**Short problem**
Please count the lines below that contain the word "Примечание", and reply with that number alone.
-----
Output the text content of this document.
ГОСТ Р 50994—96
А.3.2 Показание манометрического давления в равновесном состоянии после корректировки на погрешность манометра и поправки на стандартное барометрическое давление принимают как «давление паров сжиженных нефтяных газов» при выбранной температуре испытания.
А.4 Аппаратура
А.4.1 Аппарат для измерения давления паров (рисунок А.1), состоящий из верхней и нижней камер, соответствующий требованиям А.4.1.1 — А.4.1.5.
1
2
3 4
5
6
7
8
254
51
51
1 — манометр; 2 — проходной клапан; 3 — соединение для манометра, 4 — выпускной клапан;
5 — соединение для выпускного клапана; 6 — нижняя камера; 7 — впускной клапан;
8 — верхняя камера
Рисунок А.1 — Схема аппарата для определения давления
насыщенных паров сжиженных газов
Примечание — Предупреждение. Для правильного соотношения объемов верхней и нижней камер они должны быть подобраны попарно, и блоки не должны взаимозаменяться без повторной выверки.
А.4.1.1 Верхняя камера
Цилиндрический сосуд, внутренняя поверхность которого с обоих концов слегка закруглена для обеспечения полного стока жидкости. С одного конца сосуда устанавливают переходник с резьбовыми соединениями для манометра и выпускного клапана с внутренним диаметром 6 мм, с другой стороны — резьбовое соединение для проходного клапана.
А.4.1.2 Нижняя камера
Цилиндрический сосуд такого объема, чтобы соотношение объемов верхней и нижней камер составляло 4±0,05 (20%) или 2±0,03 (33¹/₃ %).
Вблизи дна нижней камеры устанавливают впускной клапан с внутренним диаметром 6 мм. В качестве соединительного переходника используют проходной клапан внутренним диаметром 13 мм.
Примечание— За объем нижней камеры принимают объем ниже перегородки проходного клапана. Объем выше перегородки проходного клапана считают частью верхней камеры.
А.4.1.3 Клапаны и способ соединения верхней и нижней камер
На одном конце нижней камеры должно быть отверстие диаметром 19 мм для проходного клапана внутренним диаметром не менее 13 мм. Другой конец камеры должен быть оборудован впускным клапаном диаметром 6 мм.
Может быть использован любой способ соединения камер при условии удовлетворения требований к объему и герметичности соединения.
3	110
-----
**Answer below**
2